(WORK TO DO)
Tell how many lines contain the word "birth". Reply with the number only.

(WORKING DATA)
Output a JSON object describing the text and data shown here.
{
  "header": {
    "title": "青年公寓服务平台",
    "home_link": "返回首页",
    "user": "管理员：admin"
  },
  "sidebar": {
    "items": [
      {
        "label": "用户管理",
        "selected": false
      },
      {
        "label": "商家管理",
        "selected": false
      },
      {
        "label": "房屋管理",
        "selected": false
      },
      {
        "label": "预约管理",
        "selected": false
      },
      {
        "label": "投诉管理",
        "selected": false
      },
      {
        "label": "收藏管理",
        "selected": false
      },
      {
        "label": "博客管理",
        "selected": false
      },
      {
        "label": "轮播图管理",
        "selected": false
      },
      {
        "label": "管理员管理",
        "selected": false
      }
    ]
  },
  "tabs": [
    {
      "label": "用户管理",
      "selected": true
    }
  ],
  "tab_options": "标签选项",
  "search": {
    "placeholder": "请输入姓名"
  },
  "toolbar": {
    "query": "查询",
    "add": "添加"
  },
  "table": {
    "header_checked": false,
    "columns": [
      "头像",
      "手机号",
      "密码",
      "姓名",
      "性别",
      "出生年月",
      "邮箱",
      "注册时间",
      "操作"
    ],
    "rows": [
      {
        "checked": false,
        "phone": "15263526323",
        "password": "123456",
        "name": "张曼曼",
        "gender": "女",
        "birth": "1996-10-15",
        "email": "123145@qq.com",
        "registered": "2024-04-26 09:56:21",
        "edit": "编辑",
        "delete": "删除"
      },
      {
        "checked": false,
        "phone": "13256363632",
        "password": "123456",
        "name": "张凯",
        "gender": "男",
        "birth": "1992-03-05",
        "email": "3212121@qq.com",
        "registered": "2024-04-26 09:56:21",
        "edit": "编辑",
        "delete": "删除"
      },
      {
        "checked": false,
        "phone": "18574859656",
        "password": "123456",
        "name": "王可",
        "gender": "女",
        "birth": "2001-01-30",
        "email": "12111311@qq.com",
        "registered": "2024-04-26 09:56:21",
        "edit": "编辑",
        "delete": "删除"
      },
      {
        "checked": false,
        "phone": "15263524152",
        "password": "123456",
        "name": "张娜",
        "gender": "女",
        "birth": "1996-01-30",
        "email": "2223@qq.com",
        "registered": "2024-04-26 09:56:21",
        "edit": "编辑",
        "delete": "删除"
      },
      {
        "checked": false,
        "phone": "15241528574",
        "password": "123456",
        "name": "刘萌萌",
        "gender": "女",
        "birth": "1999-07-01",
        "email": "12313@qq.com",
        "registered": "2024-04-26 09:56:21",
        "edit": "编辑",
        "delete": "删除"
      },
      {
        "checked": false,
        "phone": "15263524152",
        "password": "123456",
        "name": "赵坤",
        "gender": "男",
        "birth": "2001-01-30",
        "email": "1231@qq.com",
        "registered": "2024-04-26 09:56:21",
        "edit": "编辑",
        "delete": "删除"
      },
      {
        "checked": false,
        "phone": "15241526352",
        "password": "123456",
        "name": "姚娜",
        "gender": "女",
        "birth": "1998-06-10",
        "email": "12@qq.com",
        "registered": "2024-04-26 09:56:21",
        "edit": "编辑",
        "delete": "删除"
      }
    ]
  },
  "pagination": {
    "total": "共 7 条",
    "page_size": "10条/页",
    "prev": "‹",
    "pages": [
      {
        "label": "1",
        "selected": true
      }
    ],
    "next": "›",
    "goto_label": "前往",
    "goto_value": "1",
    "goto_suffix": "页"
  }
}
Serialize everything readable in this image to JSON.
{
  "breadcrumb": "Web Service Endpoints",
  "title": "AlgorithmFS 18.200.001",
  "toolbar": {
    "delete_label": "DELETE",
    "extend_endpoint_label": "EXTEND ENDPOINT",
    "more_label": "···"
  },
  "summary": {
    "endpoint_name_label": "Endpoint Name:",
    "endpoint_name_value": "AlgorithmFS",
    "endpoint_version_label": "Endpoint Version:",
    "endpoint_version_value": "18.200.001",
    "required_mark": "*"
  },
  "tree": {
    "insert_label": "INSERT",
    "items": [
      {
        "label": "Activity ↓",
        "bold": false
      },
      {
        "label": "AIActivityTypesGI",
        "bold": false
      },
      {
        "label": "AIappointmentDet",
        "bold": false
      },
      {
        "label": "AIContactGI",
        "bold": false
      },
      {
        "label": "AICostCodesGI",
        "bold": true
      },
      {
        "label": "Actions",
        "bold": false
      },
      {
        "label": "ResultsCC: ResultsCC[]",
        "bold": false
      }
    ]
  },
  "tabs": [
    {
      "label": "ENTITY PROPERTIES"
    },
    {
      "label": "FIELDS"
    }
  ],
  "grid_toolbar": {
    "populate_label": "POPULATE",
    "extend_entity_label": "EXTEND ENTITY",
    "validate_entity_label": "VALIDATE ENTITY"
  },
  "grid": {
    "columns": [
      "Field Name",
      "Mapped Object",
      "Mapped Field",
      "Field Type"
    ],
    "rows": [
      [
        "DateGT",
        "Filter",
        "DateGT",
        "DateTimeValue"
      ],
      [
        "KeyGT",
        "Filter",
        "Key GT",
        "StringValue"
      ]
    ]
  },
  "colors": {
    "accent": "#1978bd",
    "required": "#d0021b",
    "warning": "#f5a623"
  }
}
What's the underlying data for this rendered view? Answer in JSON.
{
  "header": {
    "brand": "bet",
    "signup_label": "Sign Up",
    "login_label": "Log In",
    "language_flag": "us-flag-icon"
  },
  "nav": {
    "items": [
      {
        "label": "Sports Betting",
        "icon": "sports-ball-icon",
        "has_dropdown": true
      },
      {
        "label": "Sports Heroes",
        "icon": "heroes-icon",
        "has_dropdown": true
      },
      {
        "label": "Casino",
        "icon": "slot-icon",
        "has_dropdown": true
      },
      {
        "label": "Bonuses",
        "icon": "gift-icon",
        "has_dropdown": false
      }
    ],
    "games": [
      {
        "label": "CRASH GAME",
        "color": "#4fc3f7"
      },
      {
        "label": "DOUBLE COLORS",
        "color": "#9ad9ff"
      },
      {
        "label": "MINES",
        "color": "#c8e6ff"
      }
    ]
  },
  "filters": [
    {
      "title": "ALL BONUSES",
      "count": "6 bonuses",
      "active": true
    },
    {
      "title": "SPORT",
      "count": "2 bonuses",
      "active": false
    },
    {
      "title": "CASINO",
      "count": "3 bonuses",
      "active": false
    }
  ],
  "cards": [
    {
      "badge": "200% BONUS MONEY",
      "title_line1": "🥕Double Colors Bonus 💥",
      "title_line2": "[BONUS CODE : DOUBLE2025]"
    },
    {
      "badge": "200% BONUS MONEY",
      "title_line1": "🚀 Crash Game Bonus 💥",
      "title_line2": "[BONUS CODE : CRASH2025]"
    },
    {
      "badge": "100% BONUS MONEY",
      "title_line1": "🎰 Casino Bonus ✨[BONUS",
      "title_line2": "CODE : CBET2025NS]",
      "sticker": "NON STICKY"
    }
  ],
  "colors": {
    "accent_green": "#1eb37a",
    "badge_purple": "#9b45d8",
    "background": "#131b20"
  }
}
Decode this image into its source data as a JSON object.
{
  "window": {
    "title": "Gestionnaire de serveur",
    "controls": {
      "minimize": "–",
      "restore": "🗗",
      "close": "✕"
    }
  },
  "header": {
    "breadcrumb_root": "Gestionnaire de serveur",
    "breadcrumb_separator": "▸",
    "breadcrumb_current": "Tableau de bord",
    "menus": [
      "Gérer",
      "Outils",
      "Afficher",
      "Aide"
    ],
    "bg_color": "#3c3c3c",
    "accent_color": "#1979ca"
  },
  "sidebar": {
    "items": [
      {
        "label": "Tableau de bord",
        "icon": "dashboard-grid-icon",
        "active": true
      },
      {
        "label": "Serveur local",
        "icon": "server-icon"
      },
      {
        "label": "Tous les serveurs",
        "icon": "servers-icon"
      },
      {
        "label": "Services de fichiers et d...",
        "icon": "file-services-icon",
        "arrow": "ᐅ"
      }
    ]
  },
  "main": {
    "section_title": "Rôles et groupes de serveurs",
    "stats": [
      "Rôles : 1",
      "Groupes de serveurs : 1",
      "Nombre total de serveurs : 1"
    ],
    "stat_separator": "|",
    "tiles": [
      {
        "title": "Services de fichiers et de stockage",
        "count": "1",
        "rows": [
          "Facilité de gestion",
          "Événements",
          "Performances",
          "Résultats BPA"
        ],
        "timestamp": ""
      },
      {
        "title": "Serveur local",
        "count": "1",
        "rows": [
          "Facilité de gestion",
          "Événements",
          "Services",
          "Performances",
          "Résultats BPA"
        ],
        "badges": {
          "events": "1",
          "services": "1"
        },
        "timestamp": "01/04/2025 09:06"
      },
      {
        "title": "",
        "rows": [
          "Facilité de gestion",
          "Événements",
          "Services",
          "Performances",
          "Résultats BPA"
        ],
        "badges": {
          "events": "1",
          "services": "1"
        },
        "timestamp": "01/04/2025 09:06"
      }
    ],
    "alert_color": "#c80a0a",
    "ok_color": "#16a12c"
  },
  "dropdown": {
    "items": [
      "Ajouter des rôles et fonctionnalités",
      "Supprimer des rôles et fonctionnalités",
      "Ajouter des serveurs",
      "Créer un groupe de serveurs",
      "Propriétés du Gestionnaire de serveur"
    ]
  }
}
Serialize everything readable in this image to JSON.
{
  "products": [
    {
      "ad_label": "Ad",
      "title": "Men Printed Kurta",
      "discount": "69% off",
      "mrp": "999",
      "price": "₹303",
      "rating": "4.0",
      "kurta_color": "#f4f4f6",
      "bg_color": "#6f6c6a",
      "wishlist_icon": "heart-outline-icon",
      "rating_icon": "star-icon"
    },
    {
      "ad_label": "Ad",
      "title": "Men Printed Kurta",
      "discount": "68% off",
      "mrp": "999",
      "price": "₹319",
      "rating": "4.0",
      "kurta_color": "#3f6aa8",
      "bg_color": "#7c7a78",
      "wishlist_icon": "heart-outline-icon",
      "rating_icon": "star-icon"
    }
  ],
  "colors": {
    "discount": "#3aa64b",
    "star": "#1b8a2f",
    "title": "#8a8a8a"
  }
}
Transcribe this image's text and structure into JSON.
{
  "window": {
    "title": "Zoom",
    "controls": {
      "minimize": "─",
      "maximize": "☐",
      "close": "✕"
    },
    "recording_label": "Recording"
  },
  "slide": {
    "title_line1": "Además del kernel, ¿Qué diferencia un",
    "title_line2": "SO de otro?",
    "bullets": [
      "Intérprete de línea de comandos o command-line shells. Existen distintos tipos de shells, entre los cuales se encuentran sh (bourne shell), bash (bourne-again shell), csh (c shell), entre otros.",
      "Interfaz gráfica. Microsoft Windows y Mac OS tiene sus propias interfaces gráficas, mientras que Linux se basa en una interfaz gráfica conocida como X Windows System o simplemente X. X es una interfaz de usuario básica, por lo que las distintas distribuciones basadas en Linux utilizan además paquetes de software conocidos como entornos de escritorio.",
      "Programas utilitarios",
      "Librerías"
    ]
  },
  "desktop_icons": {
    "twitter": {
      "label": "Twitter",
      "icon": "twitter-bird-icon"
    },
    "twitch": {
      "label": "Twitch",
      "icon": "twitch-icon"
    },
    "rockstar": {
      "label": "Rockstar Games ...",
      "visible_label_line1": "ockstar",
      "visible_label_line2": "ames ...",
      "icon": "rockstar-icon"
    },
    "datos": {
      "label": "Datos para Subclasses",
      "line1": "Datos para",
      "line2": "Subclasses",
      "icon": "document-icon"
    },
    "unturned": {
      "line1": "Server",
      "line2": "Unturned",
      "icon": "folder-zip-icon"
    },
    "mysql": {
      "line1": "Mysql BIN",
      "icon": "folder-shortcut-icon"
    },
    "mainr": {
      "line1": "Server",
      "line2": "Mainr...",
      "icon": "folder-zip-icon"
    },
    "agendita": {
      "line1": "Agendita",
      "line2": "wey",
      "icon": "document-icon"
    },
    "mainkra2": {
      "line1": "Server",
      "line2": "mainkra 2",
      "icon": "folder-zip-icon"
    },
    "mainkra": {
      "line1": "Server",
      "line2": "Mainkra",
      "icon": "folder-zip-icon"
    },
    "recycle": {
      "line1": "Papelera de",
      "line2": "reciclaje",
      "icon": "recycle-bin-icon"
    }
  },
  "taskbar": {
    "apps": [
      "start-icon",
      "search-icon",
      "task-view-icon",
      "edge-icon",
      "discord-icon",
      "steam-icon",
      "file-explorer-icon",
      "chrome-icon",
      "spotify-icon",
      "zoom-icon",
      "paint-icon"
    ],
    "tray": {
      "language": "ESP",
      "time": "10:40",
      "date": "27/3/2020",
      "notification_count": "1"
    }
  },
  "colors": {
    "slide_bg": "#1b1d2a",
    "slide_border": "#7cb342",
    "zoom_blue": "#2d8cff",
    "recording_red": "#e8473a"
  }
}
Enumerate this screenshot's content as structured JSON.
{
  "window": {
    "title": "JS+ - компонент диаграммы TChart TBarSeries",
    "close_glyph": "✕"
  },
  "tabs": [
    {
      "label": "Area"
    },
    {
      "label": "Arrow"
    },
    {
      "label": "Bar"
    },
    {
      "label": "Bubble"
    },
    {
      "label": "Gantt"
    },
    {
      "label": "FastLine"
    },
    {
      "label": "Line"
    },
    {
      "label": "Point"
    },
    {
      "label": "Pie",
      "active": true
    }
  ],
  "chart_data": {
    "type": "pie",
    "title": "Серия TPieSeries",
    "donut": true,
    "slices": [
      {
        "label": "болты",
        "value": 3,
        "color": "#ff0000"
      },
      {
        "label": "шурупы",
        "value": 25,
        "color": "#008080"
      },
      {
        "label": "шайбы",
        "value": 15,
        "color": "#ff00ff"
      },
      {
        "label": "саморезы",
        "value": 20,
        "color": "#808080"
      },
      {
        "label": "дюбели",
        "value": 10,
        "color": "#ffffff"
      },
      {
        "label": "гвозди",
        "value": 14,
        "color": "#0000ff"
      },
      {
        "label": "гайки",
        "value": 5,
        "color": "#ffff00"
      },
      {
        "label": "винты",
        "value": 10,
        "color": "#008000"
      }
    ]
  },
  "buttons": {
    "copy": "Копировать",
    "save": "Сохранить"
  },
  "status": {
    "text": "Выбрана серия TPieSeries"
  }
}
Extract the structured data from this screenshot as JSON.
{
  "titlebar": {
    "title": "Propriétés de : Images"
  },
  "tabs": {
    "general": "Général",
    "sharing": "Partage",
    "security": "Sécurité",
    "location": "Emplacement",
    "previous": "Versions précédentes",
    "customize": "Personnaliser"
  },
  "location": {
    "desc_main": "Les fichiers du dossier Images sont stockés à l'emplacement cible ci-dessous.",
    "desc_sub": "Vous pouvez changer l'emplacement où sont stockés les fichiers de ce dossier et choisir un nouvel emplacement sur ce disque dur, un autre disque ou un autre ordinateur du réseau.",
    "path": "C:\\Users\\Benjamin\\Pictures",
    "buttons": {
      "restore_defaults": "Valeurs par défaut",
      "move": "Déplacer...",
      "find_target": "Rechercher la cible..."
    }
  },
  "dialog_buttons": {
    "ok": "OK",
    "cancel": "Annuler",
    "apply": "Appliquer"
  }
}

(FULL RESPONSE)
7